═════ EXERCISE DATA
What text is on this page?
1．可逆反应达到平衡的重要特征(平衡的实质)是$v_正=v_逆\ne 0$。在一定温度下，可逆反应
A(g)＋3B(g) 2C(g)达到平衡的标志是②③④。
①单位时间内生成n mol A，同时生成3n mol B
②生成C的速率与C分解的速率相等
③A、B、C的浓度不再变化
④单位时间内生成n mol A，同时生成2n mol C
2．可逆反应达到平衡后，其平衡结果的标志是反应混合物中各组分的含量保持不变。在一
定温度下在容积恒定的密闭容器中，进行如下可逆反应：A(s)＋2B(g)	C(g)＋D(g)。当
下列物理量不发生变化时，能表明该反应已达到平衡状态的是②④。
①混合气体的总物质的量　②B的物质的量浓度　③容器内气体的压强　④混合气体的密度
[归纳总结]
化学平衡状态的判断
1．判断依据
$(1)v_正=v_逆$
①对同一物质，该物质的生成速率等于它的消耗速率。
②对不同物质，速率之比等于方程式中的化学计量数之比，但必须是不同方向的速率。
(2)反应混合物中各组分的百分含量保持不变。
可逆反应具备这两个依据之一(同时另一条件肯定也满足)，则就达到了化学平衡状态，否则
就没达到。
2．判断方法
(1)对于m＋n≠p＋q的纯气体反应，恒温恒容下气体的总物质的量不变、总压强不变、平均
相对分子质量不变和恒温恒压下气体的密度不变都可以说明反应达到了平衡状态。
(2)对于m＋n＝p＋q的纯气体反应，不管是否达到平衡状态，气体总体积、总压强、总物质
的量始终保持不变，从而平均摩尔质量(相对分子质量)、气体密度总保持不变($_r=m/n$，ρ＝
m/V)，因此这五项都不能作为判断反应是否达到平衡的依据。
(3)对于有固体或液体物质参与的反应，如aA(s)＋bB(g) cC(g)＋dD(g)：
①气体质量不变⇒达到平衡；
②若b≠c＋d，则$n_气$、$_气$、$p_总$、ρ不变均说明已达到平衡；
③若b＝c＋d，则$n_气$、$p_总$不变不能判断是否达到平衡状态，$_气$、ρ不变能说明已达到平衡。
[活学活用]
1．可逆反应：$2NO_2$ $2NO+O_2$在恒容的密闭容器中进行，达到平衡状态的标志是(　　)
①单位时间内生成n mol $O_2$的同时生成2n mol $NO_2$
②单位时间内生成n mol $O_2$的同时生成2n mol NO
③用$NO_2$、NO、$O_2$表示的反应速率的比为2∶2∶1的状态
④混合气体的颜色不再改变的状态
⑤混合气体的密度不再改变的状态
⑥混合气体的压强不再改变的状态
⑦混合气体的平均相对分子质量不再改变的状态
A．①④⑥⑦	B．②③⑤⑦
══════════
═════ EXERCISE DATA
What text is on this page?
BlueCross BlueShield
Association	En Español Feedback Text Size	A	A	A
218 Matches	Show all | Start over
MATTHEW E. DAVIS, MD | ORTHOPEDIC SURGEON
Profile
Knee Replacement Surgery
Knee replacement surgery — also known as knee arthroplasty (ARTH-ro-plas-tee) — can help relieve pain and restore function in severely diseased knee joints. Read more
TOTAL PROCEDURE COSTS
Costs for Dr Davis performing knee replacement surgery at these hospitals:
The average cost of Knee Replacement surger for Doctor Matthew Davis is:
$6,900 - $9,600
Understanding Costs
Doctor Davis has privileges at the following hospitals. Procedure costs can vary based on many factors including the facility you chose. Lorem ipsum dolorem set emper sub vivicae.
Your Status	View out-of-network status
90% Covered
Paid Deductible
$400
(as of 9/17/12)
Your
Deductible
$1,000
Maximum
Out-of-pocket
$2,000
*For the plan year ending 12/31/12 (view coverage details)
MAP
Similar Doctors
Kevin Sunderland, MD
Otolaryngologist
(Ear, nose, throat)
══════════
**JOB**. Among the entries above, identify all lines with "hospitals" and copy them.

**REPLY TO THE TASK**.
Costs for Dr Davis performing knee replacement surgery at these hospitals:
Doctor Davis has privileges at the following hospitals. Procedure costs can vary based on many factors including the facility you chose. Lorem ipsum dolorem set emper sub vivicae.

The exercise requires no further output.